| WHAT IS EXPECTED |
Apart from the images, the records below need to be copied exactly.

| DATA SECTION |
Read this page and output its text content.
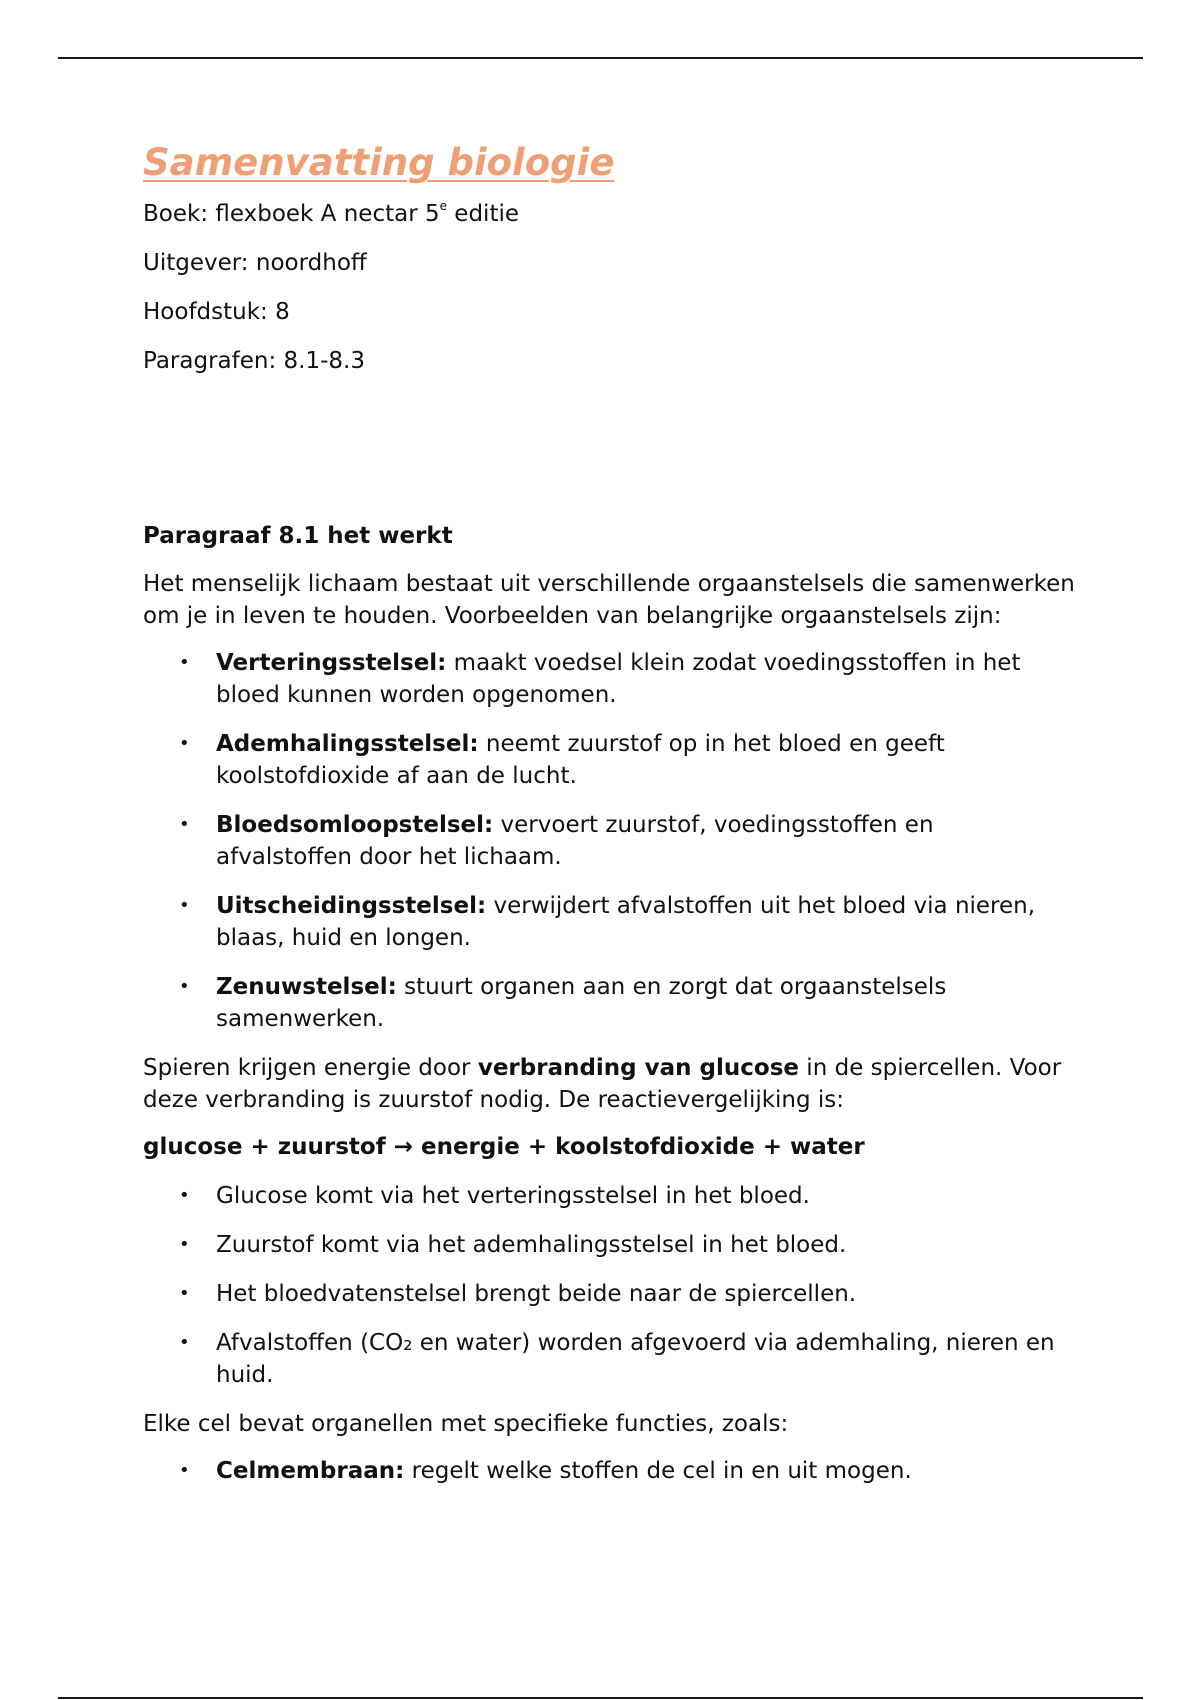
Samenvatting biologie
Boek: flexboek A nectar 5e editie
Uitgever: noordhoff
Hoofdstuk: 8
Paragrafen: 8.1-8.3
Paragraaf 8.1 het werkt

Het menselijk lichaam bestaat uit verschillende orgaanstelsels die samenwerken om je in leven te houden. Voorbeelden van belangrijke orgaanstelsels zijn:

• Verteringsstelsel: maakt voedsel klein zodat voedingsstoffen in het bloed kunnen worden opgenomen.
• Ademhalingsstelsel: neemt zuurstof op in het bloed en geeft koolstofdioxide af aan de lucht.
• Bloedsomloopstelsel: vervoert zuurstof, voedingsstoffen en afvalstoffen door het lichaam.
• Uitscheidingsstelsel: verwijdert afvalstoffen uit het bloed via nieren, blaas, huid en longen.
• Zenuwstelsel: stuurt organen aan en zorgt dat orgaanstelsels samenwerken.

Spieren krijgen energie door verbranding van glucose in de spiercellen. Voor deze verbranding is zuurstof nodig. De reactievergelijking is:

glucose + zuurstof → energie + koolstofdioxide + water
• Glucose komt via het verteringsstelsel in het bloed.
• Zuurstof komt via het ademhalingsstelsel in het bloed.
• Het bloedvatenstelsel brengt beide naar de spiercellen.
• Afvalstoffen (CO₂ en water) worden afgevoerd via ademhaling, nieren en huid.

Elke cel bevat organellen met specifieke functies, zoals:

• Celmembraan: regelt welke stoffen de cel in en uit mogen.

| EXERCISE OUTPUT |
Read this page and output its text content.
Samenvatting biologie
Boek: flexboek A nectar 5e editie
Uitgever: noordhoff
Hoofdstuk: 8
Paragrafen: 8.1-8.3
Paragraaf 8.1 het werkt

Het menselijk lichaam bestaat uit verschillende orgaanstelsels die samenwerken om je in leven te houden. Voorbeelden van belangrijke orgaanstelsels zijn:

• Verteringsstelsel: maakt voedsel klein zodat voedingsstoffen in het bloed kunnen worden opgenomen.
• Ademhalingsstelsel: neemt zuurstof op in het bloed en geeft koolstofdioxide af aan de lucht.
• Bloedsomloopstelsel: vervoert zuurstof, voedingsstoffen en afvalstoffen door het lichaam.
• Uitscheidingsstelsel: verwijdert afvalstoffen uit het bloed via nieren, blaas, huid en longen.
• Zenuwstelsel: stuurt organen aan en zorgt dat orgaanstelsels samenwerken.

Spieren krijgen energie door verbranding van glucose in de spiercellen. Voor deze verbranding is zuurstof nodig. De reactievergelijking is:

glucose + zuurstof → energie + koolstofdioxide + water
• Glucose komt via het verteringsstelsel in het bloed.
• Zuurstof komt via het ademhalingsstelsel in het bloed.
• Het bloedvatenstelsel brengt beide naar de spiercellen.
• Afvalstoffen (CO₂ en water) worden afgevoerd via ademhaling, nieren en huid.

Elke cel bevat organellen met specifieke functies, zoals:

• Celmembraan: regelt welke stoffen de cel in en uit mogen.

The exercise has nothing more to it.